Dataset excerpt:
----

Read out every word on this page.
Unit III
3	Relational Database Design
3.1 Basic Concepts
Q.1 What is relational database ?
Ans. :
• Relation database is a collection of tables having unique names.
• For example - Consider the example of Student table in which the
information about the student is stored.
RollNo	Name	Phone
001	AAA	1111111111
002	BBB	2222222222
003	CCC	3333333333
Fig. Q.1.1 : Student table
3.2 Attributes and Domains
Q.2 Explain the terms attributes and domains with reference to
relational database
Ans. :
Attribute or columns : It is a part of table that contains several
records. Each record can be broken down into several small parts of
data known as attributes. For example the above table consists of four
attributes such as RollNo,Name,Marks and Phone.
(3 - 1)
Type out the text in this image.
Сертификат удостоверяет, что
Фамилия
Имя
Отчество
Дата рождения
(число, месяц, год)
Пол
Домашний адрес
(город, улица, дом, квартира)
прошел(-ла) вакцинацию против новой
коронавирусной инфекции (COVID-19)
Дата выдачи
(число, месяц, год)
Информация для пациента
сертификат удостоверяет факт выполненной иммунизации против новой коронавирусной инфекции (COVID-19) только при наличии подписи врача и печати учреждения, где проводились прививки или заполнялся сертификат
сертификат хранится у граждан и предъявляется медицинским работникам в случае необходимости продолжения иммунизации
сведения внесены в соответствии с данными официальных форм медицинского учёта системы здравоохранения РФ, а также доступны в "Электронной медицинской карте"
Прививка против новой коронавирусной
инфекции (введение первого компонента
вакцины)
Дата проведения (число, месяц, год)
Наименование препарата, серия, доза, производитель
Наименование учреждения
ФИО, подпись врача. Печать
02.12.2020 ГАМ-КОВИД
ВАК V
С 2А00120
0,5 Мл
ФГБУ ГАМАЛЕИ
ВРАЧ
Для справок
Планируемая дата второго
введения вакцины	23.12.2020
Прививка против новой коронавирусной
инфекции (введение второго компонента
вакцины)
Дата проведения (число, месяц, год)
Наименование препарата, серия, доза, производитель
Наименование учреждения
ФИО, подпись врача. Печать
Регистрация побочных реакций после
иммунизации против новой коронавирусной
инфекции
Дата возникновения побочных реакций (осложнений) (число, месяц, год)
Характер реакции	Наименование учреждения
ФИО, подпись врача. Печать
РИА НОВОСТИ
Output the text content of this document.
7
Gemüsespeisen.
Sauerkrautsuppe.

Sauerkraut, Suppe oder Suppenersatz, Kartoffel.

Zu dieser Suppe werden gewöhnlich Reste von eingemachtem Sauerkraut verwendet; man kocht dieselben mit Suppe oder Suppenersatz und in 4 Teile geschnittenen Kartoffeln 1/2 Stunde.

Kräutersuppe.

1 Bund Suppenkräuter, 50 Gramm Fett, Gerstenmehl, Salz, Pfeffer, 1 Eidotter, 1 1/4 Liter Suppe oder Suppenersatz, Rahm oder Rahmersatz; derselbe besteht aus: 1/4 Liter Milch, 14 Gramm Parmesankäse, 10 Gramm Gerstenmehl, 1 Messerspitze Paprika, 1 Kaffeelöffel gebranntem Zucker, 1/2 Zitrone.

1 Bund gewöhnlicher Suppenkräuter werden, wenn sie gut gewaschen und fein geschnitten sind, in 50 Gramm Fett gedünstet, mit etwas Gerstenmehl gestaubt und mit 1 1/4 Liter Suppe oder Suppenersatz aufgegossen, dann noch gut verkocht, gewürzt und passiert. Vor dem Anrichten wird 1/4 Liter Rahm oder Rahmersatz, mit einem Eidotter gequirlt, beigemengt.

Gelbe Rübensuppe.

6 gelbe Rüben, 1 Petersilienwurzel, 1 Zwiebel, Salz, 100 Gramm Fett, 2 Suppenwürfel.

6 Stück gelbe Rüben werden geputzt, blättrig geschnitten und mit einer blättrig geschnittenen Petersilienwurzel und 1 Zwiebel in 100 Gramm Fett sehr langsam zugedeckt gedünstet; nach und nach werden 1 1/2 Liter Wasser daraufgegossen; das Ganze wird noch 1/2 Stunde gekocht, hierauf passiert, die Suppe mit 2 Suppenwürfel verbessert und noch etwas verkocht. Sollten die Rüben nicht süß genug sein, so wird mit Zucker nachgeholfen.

----

THE TASK: Exactly reproduce every line of the records.

FULL OUTPUT:
Read out every word on this page.
Unit III
3	Relational Database Design
3.1 Basic Concepts
Q.1 What is relational database ?
Ans. :
• Relation database is a collection of tables having unique names.
• For example - Consider the example of Student table in which the
information about the student is stored.
RollNo	Name	Phone
001	AAA	1111111111
002	BBB	2222222222
003	CCC	3333333333
Fig. Q.1.1 : Student table
3.2 Attributes and Domains
Q.2 Explain the terms attributes and domains with reference to
relational database
Ans. :
Attribute or columns : It is a part of table that contains several
records. Each record can be broken down into several small parts of
data known as attributes. For example the above table consists of four
attributes such as RollNo,Name,Marks and Phone.
(3 - 1)
Type out the text in this image.
Сертификат удостоверяет, что
Фамилия
Имя
Отчество
Дата рождения
(число, месяц, год)
Пол
Домашний адрес
(город, улица, дом, квартира)
прошел(-ла) вакцинацию против новой
коронавирусной инфекции (COVID-19)
Дата выдачи
(число, месяц, год)
Информация для пациента
сертификат удостоверяет факт выполненной иммунизации против новой коронавирусной инфекции (COVID-19) только при наличии подписи врача и печати учреждения, где проводились прививки или заполнялся сертификат
сертификат хранится у граждан и предъявляется медицинским работникам в случае необходимости продолжения иммунизации
сведения внесены в соответствии с данными официальных форм медицинского учёта системы здравоохранения РФ, а также доступны в "Электронной медицинской карте"
Прививка против новой коронавирусной
инфекции (введение первого компонента
вакцины)
Дата проведения (число, месяц, год)
Наименование препарата, серия, доза, производитель
Наименование учреждения
ФИО, подпись врача. Печать
02.12.2020 ГАМ-КОВИД
ВАК V
С 2А00120
0,5 Мл
ФГБУ ГАМАЛЕИ
ВРАЧ
Для справок
Планируемая дата второго
введения вакцины	23.12.2020
Прививка против новой коронавирусной
инфекции (введение второго компонента
вакцины)
Дата проведения (число, месяц, год)
Наименование препарата, серия, доза, производитель
Наименование учреждения
ФИО, подпись врача. Печать
Регистрация побочных реакций после
иммунизации против новой коронавирусной
инфекции
Дата возникновения побочных реакций (осложнений) (число, месяц, год)
Характер реакции	Наименование учреждения
ФИО, подпись врача. Печать
РИА НОВОСТИ
Output the text content of this document.
7
Gemüsespeisen.
Sauerkrautsuppe.

Sauerkraut, Suppe oder Suppenersatz, Kartoffel.

Zu dieser Suppe werden gewöhnlich Reste von eingemachtem Sauerkraut verwendet; man kocht dieselben mit Suppe oder Suppenersatz und in 4 Teile geschnittenen Kartoffeln 1/2 Stunde.

Kräutersuppe.

1 Bund Suppenkräuter, 50 Gramm Fett, Gerstenmehl, Salz, Pfeffer, 1 Eidotter, 1 1/4 Liter Suppe oder Suppenersatz, Rahm oder Rahmersatz; derselbe besteht aus: 1/4 Liter Milch, 14 Gramm Parmesankäse, 10 Gramm Gerstenmehl, 1 Messerspitze Paprika, 1 Kaffeelöffel gebranntem Zucker, 1/2 Zitrone.

1 Bund gewöhnlicher Suppenkräuter werden, wenn sie gut gewaschen und fein geschnitten sind, in 50 Gramm Fett gedünstet, mit etwas Gerstenmehl gestaubt und mit 1 1/4 Liter Suppe oder Suppenersatz aufgegossen, dann noch gut verkocht, gewürzt und passiert. Vor dem Anrichten wird 1/4 Liter Rahm oder Rahmersatz, mit einem Eidotter gequirlt, beigemengt.

Gelbe Rübensuppe.

6 gelbe Rüben, 1 Petersilienwurzel, 1 Zwiebel, Salz, 100 Gramm Fett, 2 Suppenwürfel.

6 Stück gelbe Rüben werden geputzt, blättrig geschnitten und mit einer blättrig geschnittenen Petersilienwurzel und 1 Zwiebel in 100 Gramm Fett sehr langsam zugedeckt gedünstet; nach und nach werden 1 1/2 Liter Wasser daraufgegossen; das Ganze wird noch 1/2 Stunde gekocht, hierauf passiert, die Suppe mit 2 Suppenwürfel verbessert und noch etwas verkocht. Sollten die Rüben nicht süß genug sein, so wird mit Zucker nachgeholfen.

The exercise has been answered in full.